● Task inputs:
-*-*-
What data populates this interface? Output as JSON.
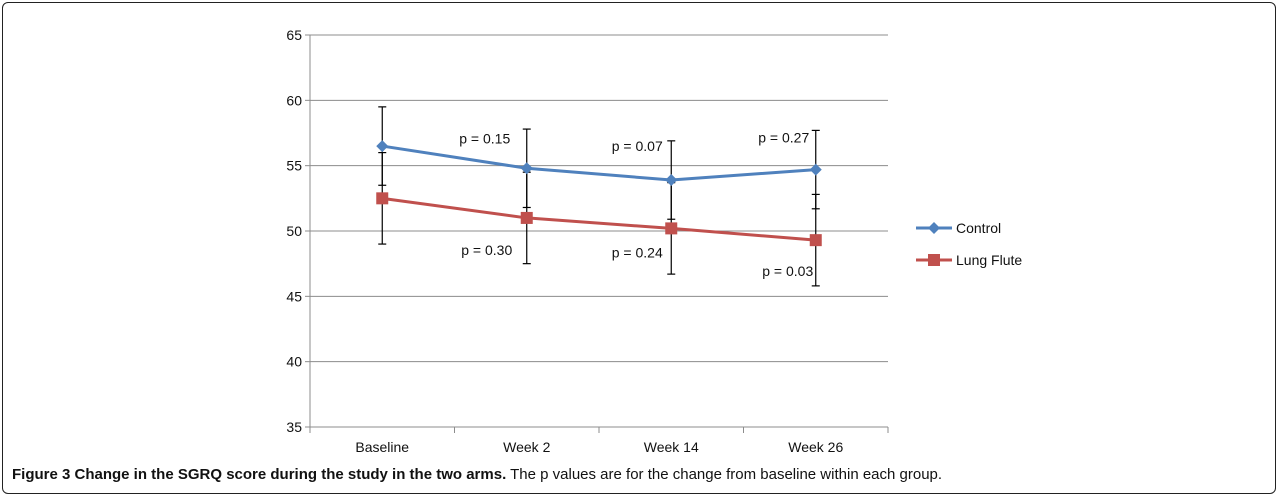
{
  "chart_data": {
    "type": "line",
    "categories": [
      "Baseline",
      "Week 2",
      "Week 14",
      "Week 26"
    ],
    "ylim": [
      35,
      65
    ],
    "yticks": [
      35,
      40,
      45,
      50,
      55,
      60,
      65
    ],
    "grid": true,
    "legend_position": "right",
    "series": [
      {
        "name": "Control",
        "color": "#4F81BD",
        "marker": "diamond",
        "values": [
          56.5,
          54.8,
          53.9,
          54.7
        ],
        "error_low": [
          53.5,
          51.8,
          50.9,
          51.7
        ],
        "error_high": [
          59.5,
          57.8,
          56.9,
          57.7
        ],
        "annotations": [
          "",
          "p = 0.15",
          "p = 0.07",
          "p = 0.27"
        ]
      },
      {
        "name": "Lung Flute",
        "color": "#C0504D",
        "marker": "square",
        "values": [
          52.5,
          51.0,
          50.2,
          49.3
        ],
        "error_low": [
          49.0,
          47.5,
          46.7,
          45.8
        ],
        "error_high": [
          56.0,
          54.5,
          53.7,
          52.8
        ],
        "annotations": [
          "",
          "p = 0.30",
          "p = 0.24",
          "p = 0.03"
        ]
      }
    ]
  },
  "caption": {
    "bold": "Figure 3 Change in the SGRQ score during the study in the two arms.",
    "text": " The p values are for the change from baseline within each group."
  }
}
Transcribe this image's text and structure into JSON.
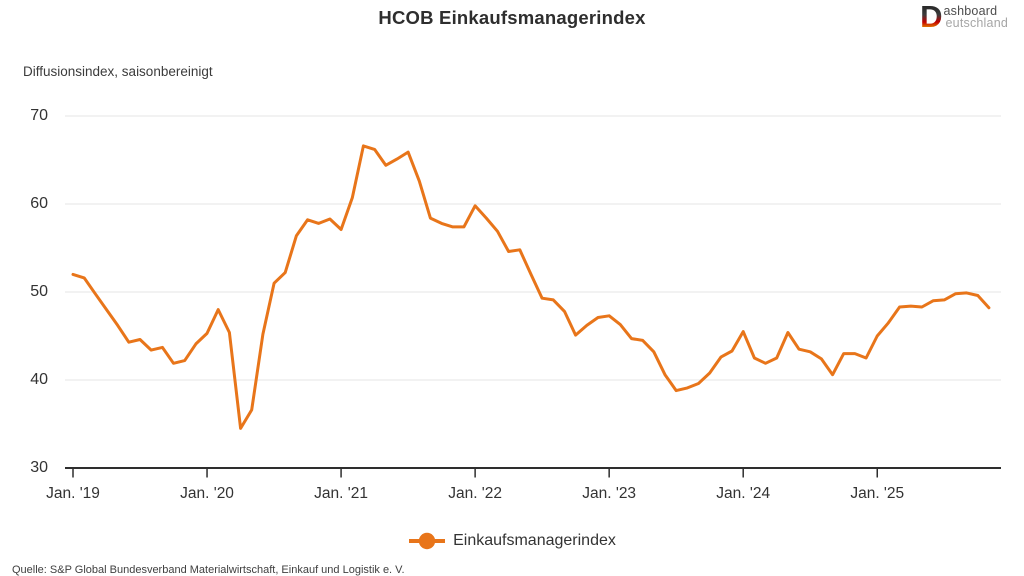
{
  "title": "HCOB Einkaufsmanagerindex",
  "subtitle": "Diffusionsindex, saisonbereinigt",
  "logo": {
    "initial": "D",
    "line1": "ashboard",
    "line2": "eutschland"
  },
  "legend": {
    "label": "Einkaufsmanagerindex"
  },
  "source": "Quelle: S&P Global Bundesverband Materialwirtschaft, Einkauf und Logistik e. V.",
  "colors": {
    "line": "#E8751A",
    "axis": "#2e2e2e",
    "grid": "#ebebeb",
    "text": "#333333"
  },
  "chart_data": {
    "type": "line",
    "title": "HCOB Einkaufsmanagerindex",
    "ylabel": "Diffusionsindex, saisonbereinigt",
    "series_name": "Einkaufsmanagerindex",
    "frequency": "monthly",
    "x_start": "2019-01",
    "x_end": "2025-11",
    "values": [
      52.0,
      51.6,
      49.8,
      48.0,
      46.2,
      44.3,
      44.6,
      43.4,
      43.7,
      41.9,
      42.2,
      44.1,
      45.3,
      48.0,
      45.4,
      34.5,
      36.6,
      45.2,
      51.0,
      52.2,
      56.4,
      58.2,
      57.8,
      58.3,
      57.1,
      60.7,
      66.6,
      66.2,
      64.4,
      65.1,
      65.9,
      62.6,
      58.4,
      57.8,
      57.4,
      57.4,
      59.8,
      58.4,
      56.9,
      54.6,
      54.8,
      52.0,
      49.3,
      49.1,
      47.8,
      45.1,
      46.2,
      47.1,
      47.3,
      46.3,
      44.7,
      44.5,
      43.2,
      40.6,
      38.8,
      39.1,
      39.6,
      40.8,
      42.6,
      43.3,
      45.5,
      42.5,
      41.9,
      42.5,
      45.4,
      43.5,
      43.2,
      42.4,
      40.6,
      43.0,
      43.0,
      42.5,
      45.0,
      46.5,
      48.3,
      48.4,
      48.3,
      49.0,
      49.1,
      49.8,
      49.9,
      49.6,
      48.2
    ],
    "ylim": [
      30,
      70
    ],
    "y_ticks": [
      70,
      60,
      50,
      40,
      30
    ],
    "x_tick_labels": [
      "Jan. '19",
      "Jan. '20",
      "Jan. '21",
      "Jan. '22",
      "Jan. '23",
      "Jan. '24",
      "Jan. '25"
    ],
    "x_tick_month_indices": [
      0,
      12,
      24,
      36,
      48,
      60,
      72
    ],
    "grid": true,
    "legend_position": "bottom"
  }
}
-*-*-
● Your instructions: Make a verbatim copy of all the entries and strip out the pictures.

● Reply:
What data populates this interface? Output as JSON.
{
  "chart_data": {
    "type": "line",
    "categories": [
      "Baseline",
      "Week 2",
      "Week 14",
      "Week 26"
    ],
    "ylim": [
      35,
      65
    ],
    "yticks": [
      35,
      40,
      45,
      50,
      55,
      60,
      65
    ],
    "grid": true,
    "legend_position": "right",
    "series": [
      {
        "name": "Control",
        "color": "#4F81BD",
        "marker": "diamond",
        "values": [
          56.5,
          54.8,
          53.9,
          54.7
        ],
        "error_low": [
          53.5,
          51.8,
          50.9,
          51.7
        ],
        "error_high": [
          59.5,
          57.8,
          56.9,
          57.7
        ],
        "annotations": [
          "",
          "p = 0.15",
          "p = 0.07",
          "p = 0.27"
        ]
      },
      {
        "name": "Lung Flute",
        "color": "#C0504D",
        "marker": "square",
        "values": [
          52.5,
          51.0,
          50.2,
          49.3
        ],
        "error_low": [
          49.0,
          47.5,
          46.7,
          45.8
        ],
        "error_high": [
          56.0,
          54.5,
          53.7,
          52.8
        ],
        "annotations": [
          "",
          "p = 0.30",
          "p = 0.24",
          "p = 0.03"
        ]
      }
    ]
  },
  "caption": {
    "bold": "Figure 3 Change in the SGRQ score during the study in the two arms.",
    "text": " The p values are for the change from baseline within each group."
  }
}
Transcribe this image's text and structure into JSON.
{
  "title": "HCOB Einkaufsmanagerindex",
  "subtitle": "Diffusionsindex, saisonbereinigt",
  "logo": {
    "initial": "D",
    "line1": "ashboard",
    "line2": "eutschland"
  },
  "legend": {
    "label": "Einkaufsmanagerindex"
  },
  "source": "Quelle: S&P Global Bundesverband Materialwirtschaft, Einkauf und Logistik e. V.",
  "colors": {
    "line": "#E8751A",
    "axis": "#2e2e2e",
    "grid": "#ebebeb",
    "text": "#333333"
  },
  "chart_data": {
    "type": "line",
    "title": "HCOB Einkaufsmanagerindex",
    "ylabel": "Diffusionsindex, saisonbereinigt",
    "series_name": "Einkaufsmanagerindex",
    "frequency": "monthly",
    "x_start": "2019-01",
    "x_end": "2025-11",
    "values": [
      52.0,
      51.6,
      49.8,
      48.0,
      46.2,
      44.3,
      44.6,
      43.4,
      43.7,
      41.9,
      42.2,
      44.1,
      45.3,
      48.0,
      45.4,
      34.5,
      36.6,
      45.2,
      51.0,
      52.2,
      56.4,
      58.2,
      57.8,
      58.3,
      57.1,
      60.7,
      66.6,
      66.2,
      64.4,
      65.1,
      65.9,
      62.6,
      58.4,
      57.8,
      57.4,
      57.4,
      59.8,
      58.4,
      56.9,
      54.6,
      54.8,
      52.0,
      49.3,
      49.1,
      47.8,
      45.1,
      46.2,
      47.1,
      47.3,
      46.3,
      44.7,
      44.5,
      43.2,
      40.6,
      38.8,
      39.1,
      39.6,
      40.8,
      42.6,
      43.3,
      45.5,
      42.5,
      41.9,
      42.5,
      45.4,
      43.5,
      43.2,
      42.4,
      40.6,
      43.0,
      43.0,
      42.5,
      45.0,
      46.5,
      48.3,
      48.4,
      48.3,
      49.0,
      49.1,
      49.8,
      49.9,
      49.6,
      48.2
    ],
    "ylim": [
      30,
      70
    ],
    "y_ticks": [
      70,
      60,
      50,
      40,
      30
    ],
    "x_tick_labels": [
      "Jan. '19",
      "Jan. '20",
      "Jan. '21",
      "Jan. '22",
      "Jan. '23",
      "Jan. '24",
      "Jan. '25"
    ],
    "x_tick_month_indices": [
      0,
      12,
      24,
      36,
      48,
      60,
      72
    ],
    "grid": true,
    "legend_position": "bottom"
  }
}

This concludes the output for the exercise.